>> START

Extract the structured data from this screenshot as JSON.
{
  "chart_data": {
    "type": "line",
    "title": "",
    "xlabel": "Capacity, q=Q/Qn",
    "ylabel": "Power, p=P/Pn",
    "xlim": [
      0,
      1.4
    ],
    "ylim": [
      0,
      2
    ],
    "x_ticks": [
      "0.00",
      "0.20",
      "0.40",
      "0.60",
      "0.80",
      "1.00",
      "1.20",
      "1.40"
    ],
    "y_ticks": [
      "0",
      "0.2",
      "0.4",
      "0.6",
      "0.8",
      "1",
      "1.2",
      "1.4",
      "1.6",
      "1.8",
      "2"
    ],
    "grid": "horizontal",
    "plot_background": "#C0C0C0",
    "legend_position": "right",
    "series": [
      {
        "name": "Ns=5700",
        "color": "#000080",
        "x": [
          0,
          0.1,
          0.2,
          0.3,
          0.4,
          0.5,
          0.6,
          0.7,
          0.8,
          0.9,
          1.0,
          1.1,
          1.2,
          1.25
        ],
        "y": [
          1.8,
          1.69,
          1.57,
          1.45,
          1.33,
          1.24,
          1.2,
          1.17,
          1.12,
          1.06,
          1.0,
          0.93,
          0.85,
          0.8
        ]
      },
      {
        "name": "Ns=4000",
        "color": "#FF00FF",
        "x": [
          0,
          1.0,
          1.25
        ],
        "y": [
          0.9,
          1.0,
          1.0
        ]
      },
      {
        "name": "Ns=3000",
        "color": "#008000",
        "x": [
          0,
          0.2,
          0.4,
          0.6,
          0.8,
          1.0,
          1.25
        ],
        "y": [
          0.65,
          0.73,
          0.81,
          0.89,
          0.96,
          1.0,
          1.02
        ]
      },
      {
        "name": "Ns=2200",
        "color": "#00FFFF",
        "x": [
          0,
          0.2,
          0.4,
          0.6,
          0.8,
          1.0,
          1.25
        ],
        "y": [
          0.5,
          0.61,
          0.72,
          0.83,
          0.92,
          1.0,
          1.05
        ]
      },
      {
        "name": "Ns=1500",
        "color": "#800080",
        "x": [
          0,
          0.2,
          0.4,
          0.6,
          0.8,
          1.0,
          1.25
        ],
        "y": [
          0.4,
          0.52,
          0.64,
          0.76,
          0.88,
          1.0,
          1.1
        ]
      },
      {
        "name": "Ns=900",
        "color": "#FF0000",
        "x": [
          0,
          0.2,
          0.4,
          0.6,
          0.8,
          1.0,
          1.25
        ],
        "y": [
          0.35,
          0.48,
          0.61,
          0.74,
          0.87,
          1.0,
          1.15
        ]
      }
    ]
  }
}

>> END

• **TASK STATEMENT**
Set every line of the listing down word for word.

• **OUTPUT BELOW**
Extract the structured data from this screenshot as JSON.
{
  "chart_data": {
    "type": "line",
    "title": "",
    "xlabel": "Capacity, q=Q/Qn",
    "ylabel": "Power, p=P/Pn",
    "xlim": [
      0,
      1.4
    ],
    "ylim": [
      0,
      2
    ],
    "x_ticks": [
      "0.00",
      "0.20",
      "0.40",
      "0.60",
      "0.80",
      "1.00",
      "1.20",
      "1.40"
    ],
    "y_ticks": [
      "0",
      "0.2",
      "0.4",
      "0.6",
      "0.8",
      "1",
      "1.2",
      "1.4",
      "1.6",
      "1.8",
      "2"
    ],
    "grid": "horizontal",
    "plot_background": "#C0C0C0",
    "legend_position": "right",
    "series": [
      {
        "name": "Ns=5700",
        "color": "#000080",
        "x": [
          0,
          0.1,
          0.2,
          0.3,
          0.4,
          0.5,
          0.6,
          0.7,
          0.8,
          0.9,
          1.0,
          1.1,
          1.2,
          1.25
        ],
        "y": [
          1.8,
          1.69,
          1.57,
          1.45,
          1.33,
          1.24,
          1.2,
          1.17,
          1.12,
          1.06,
          1.0,
          0.93,
          0.85,
          0.8
        ]
      },
      {
        "name": "Ns=4000",
        "color": "#FF00FF",
        "x": [
          0,
          1.0,
          1.25
        ],
        "y": [
          0.9,
          1.0,
          1.0
        ]
      },
      {
        "name": "Ns=3000",
        "color": "#008000",
        "x": [
          0,
          0.2,
          0.4,
          0.6,
          0.8,
          1.0,
          1.25
        ],
        "y": [
          0.65,
          0.73,
          0.81,
          0.89,
          0.96,
          1.0,
          1.02
        ]
      },
      {
        "name": "Ns=2200",
        "color": "#00FFFF",
        "x": [
          0,
          0.2,
          0.4,
          0.6,
          0.8,
          1.0,
          1.25
        ],
        "y": [
          0.5,
          0.61,
          0.72,
          0.83,
          0.92,
          1.0,
          1.05
        ]
      },
      {
        "name": "Ns=1500",
        "color": "#800080",
        "x": [
          0,
          0.2,
          0.4,
          0.6,
          0.8,
          1.0,
          1.25
        ],
        "y": [
          0.4,
          0.52,
          0.64,
          0.76,
          0.88,
          1.0,
          1.1
        ]
      },
      {
        "name": "Ns=900",
        "color": "#FF0000",
        "x": [
          0,
          0.2,
          0.4,
          0.6,
          0.8,
          1.0,
          1.25
        ],
        "y": [
          0.35,
          0.48,
          0.61,
          0.74,
          0.87,
          1.0,
          1.15
        ]
      }
    ]
  }
}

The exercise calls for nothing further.